--- start of SUPPLIED ENTRIES ---

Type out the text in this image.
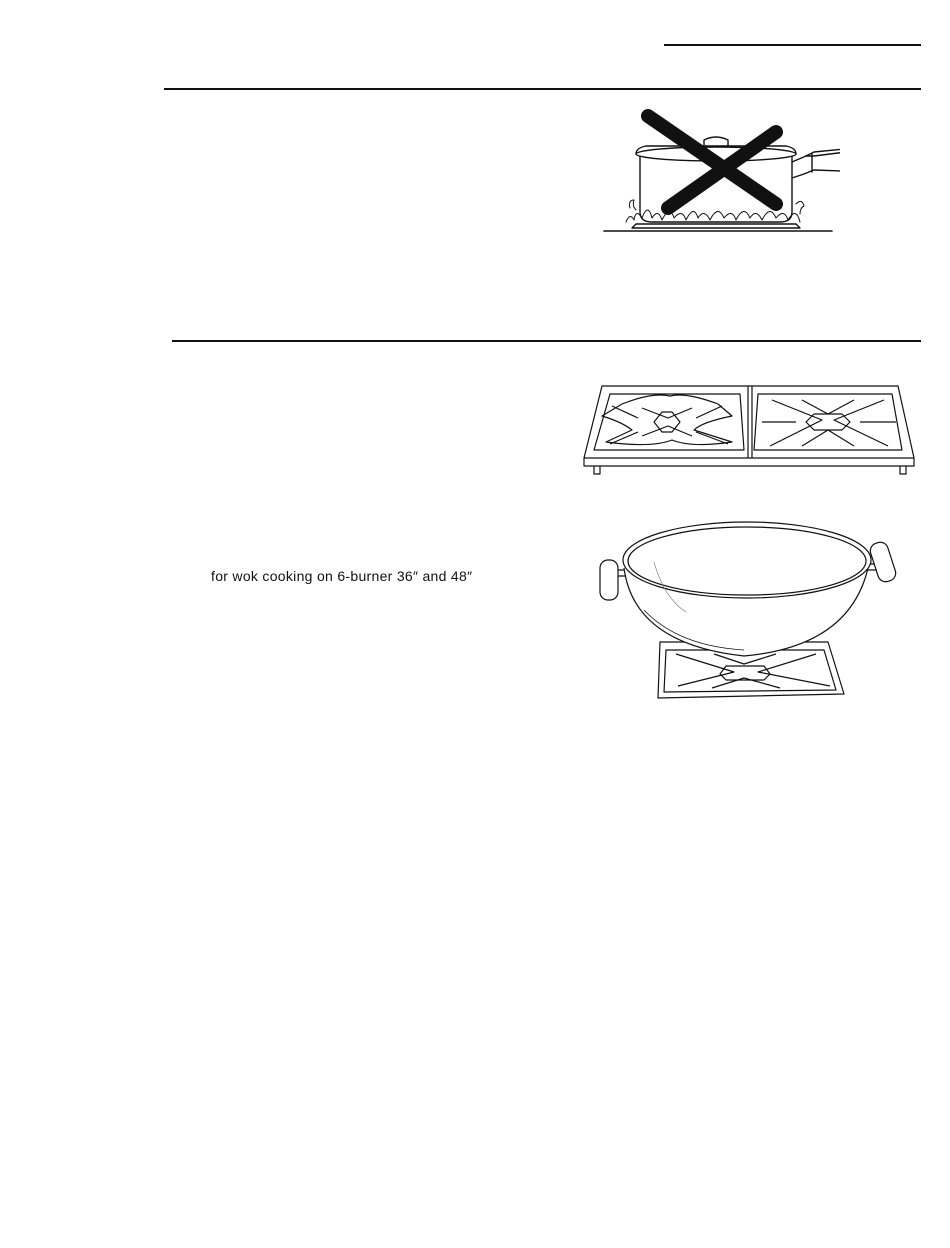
for wok cooking on 6-burner 36″ and 48″
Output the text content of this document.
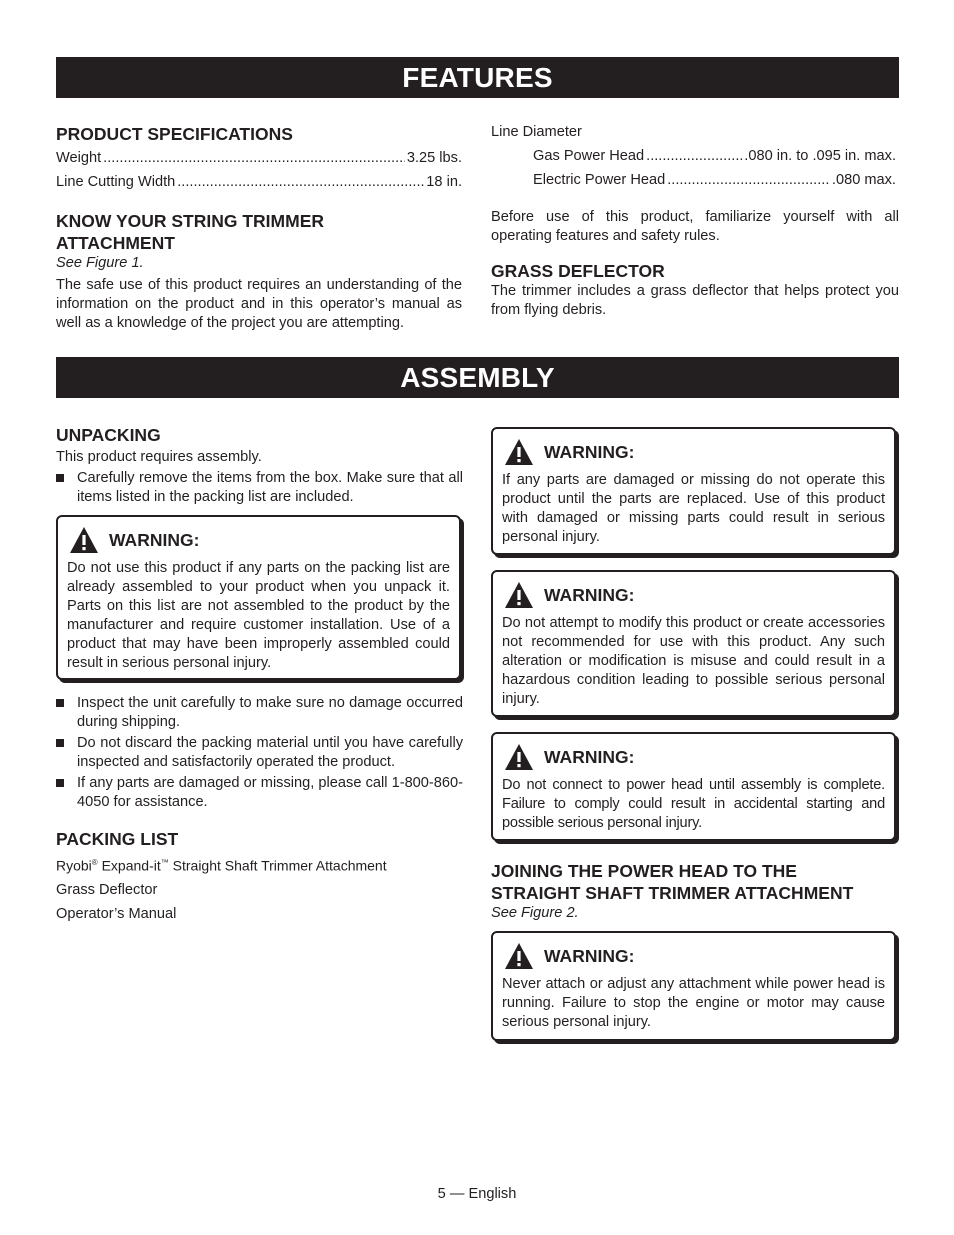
FEATURES
PRODUCT SPECIFICATIONS
Weight .....	3.25 lbs.
Line Cutting Width .....	18 in.
KNOW YOUR STRING TRIMMER
ATTACHMENT

See Figure 1.

The safe use of this product requires an understanding of the information on the product and in this operator’s manual as well as a knowledge of the project you are attempting.

Line Diameter

Gas Power Head .....	.080 in. to .095 in. max.
Electric Power Head .....	.080 max.

Before use of this product, familiarize yourself with all operating features and safety rules.

GRASS DEFLECTOR

The trimmer includes a grass deflector that helps protect you from flying debris.

ASSEMBLY
UNPACKING

This product requires assembly.

Carefully remove the items from the box. Make sure that all items listed in the packing list are included.
WARNING:
Do not use this product if any parts on the packing list are already assembled to your product when you unpack it. Parts on this list are not assembled to the product by the manufacturer and require customer installation. Use of a product that may have been improperly assembled could result in serious personal injury.
Inspect the unit carefully to make sure no damage occurred during shipping.
Do not discard the packing material until you have carefully inspected and satisfactorily operated the product.
If any parts are damaged or missing, please call 1-800-860-4050 for assistance.
PACKING LIST

Ryobi® Expand-it™ Straight Shaft Trimmer Attachment

Grass Deflector

Operator’s Manual

WARNING:
If any parts are damaged or missing do not operate this product until the parts are replaced. Use of this product with damaged or missing parts could result in serious personal injury.
WARNING:
Do not attempt to modify this product or create accessories not recommended for use with this product. Any such alteration or modification is misuse and could result in a hazardous condition leading to possible serious personal injury.
WARNING:
Do not connect to power head until assembly is complete. Failure to comply could result in accidental starting and possible serious personal injury.
JOINING THE POWER HEAD TO THE
STRAIGHT SHAFT TRIMMER ATTACHMENT

See Figure 2.

WARNING:
Never attach or adjust any attachment while power head is running. Failure to stop the engine or motor may cause serious personal injury.
5 — English
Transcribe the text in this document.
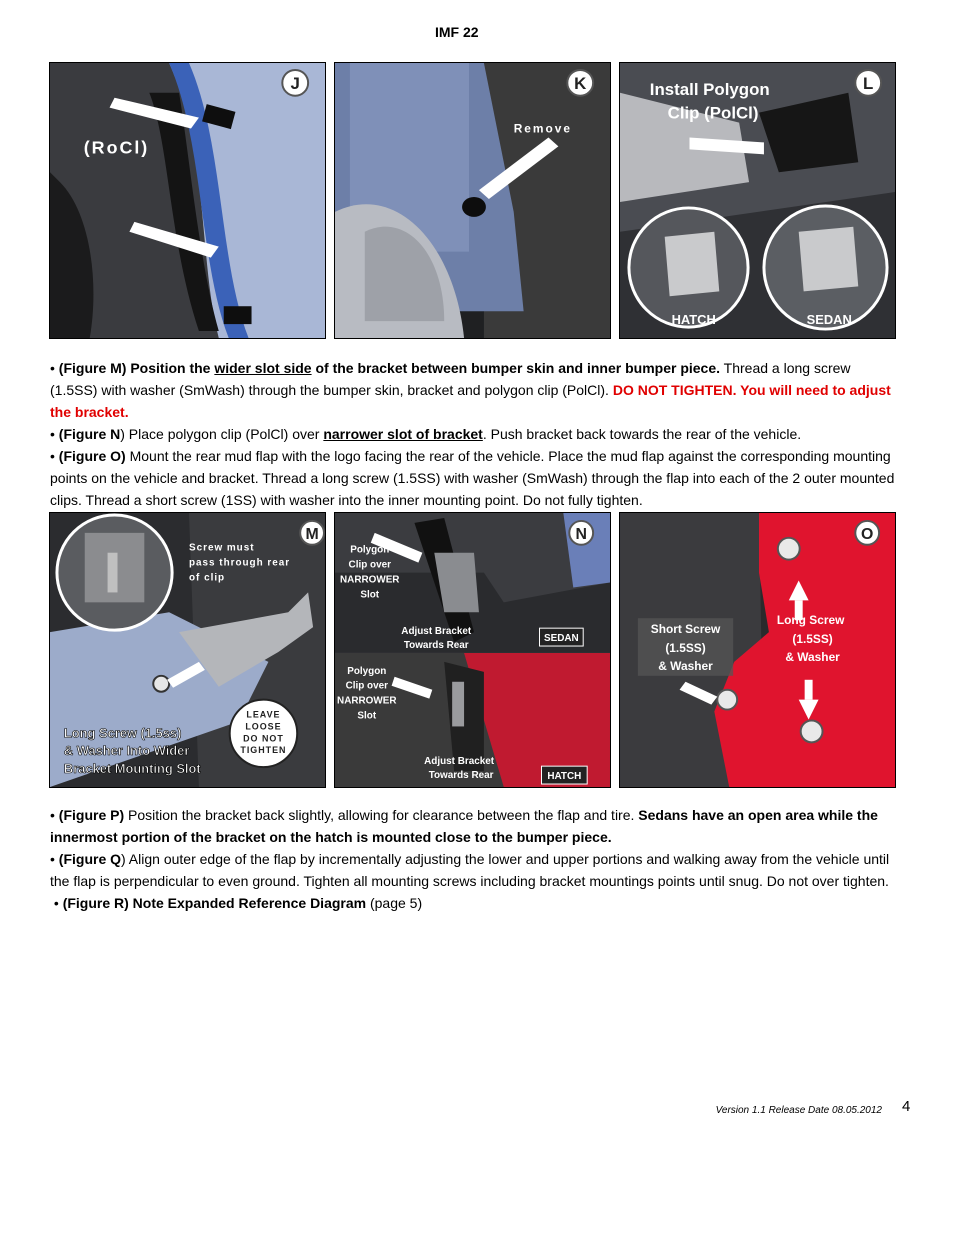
IMF 22
J
(RoCl)
K
Remove
L
Install Polygon
Clip (PolCl)
HATCH	SEDAN

• (Figure M) Position the wider slot side of the bracket between bumper skin and inner bumper piece. Thread a long screw (1.5SS) with washer (SmWash) through the bumper skin, bracket and polygon clip (PolCl). DO NOT TIGHTEN. You will need to adjust the bracket.

• (Figure N) Place polygon clip (PolCl) over narrower slot of bracket. Push bracket back towards the rear of the vehicle.

• (Figure O) Mount the rear mud flap with the logo facing the rear of the vehicle. Place the mud flap against the corresponding mounting points on the vehicle and bracket. Thread a long screw (1.5SS) with washer (SmWash) through the flap into each of the 2 outer mounted clips. Thread a short screw (1SS) with washer into the inner mounting point. Do not fully tighten.

M
Screw must
pass through rear
of clip
Long Screw (1.5ss)
& Washer Into Wider
Bracket Mounting Slot
LEAVE
LOOSE
DO NOT
TIGHTEN
N
Polygon
Clip over
NARROWER
Slot
Adjust Bracket
Towards Rear
SEDAN
Polygon
Clip over
NARROWER
Slot
Adjust Bracket
Towards Rear	HATCH
O
Short Screw
(1.5SS)
& Washer
Long Screw
(1.5SS)
& Washer

• (Figure P) Position the bracket back slightly, allowing for clearance between the flap and tire. Sedans have an open area while the innermost portion of the bracket on the hatch is mounted close to the bumper piece.

• (Figure Q) Align outer edge of the flap by incrementally adjusting the lower and upper portions and walking away from the vehicle until the flap is perpendicular to even ground. Tighten all mounting screws including bracket mountings points until snug. Do not over tighten.

• (Figure R) Note Expanded Reference Diagram (page 5)

Version 1.1 Release Date 08.05.2012 4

--- end of SUPPLIED ENTRIES ---

** EXERCISE DESCRIPTION **
Your copy should match the records word for word, with the pictures removed.

** SOLUTION TO THE PROBLEM **
Type out the text in this image.
for wok cooking on 6-burner 36″ and 48″
Output the text content of this document.
FEATURES
PRODUCT SPECIFICATIONS
Weight .....	3.25 lbs.
Line Cutting Width .....	18 in.
KNOW YOUR STRING TRIMMER
ATTACHMENT

See Figure 1.

The safe use of this product requires an understanding of the information on the product and in this operator’s manual as well as a knowledge of the project you are attempting.

Line Diameter

Gas Power Head .....	.080 in. to .095 in. max.
Electric Power Head .....	.080 max.

Before use of this product, familiarize yourself with all operating features and safety rules.

GRASS DEFLECTOR

The trimmer includes a grass deflector that helps protect you from flying debris.

ASSEMBLY
UNPACKING

This product requires assembly.

Carefully remove the items from the box. Make sure that all items listed in the packing list are included.
WARNING:
Do not use this product if any parts on the packing list are already assembled to your product when you unpack it. Parts on this list are not assembled to the product by the manufacturer and require customer installation. Use of a product that may have been improperly assembled could result in serious personal injury.
Inspect the unit carefully to make sure no damage occurred during shipping.
Do not discard the packing material until you have carefully inspected and satisfactorily operated the product.
If any parts are damaged or missing, please call 1-800-860-4050 for assistance.
PACKING LIST

Ryobi® Expand-it™ Straight Shaft Trimmer Attachment

Grass Deflector

Operator’s Manual

WARNING:
If any parts are damaged or missing do not operate this product until the parts are replaced. Use of this product with damaged or missing parts could result in serious personal injury.
WARNING:
Do not attempt to modify this product or create accessories not recommended for use with this product. Any such alteration or modification is misuse and could result in a hazardous condition leading to possible serious personal injury.
WARNING:
Do not connect to power head until assembly is complete. Failure to comply could result in accidental starting and possible serious personal injury.
JOINING THE POWER HEAD TO THE
STRAIGHT SHAFT TRIMMER ATTACHMENT

See Figure 2.

WARNING:
Never attach or adjust any attachment while power head is running. Failure to stop the engine or motor may cause serious personal injury.
5 — English
Transcribe the text in this document.
IMF 22
J
(RoCl)
K
Remove
L
Install Polygon
Clip (PolCl)
HATCH	SEDAN

• (Figure M) Position the wider slot side of the bracket between bumper skin and inner bumper piece. Thread a long screw (1.5SS) with washer (SmWash) through the bumper skin, bracket and polygon clip (PolCl). DO NOT TIGHTEN. You will need to adjust the bracket.

• (Figure N) Place polygon clip (PolCl) over narrower slot of bracket. Push bracket back towards the rear of the vehicle.

• (Figure O) Mount the rear mud flap with the logo facing the rear of the vehicle. Place the mud flap against the corresponding mounting points on the vehicle and bracket. Thread a long screw (1.5SS) with washer (SmWash) through the flap into each of the 2 outer mounted clips. Thread a short screw (1SS) with washer into the inner mounting point. Do not fully tighten.

M
Screw must
pass through rear
of clip
Long Screw (1.5ss)
& Washer Into Wider
Bracket Mounting Slot
LEAVE
LOOSE
DO NOT
TIGHTEN
N
Polygon
Clip over
NARROWER
Slot
Adjust Bracket
Towards Rear
SEDAN
Polygon
Clip over
NARROWER
Slot
Adjust Bracket
Towards Rear	HATCH
O
Short Screw
(1.5SS)
& Washer
Long Screw
(1.5SS)
& Washer

• (Figure P) Position the bracket back slightly, allowing for clearance between the flap and tire. Sedans have an open area while the innermost portion of the bracket on the hatch is mounted close to the bumper piece.

• (Figure Q) Align outer edge of the flap by incrementally adjusting the lower and upper portions and walking away from the vehicle until the flap is perpendicular to even ground. Tighten all mounting screws including bracket mountings points until snug. Do not over tighten.

• (Figure R) Note Expanded Reference Diagram (page 5)

Version 1.1 Release Date 08.05.2012 4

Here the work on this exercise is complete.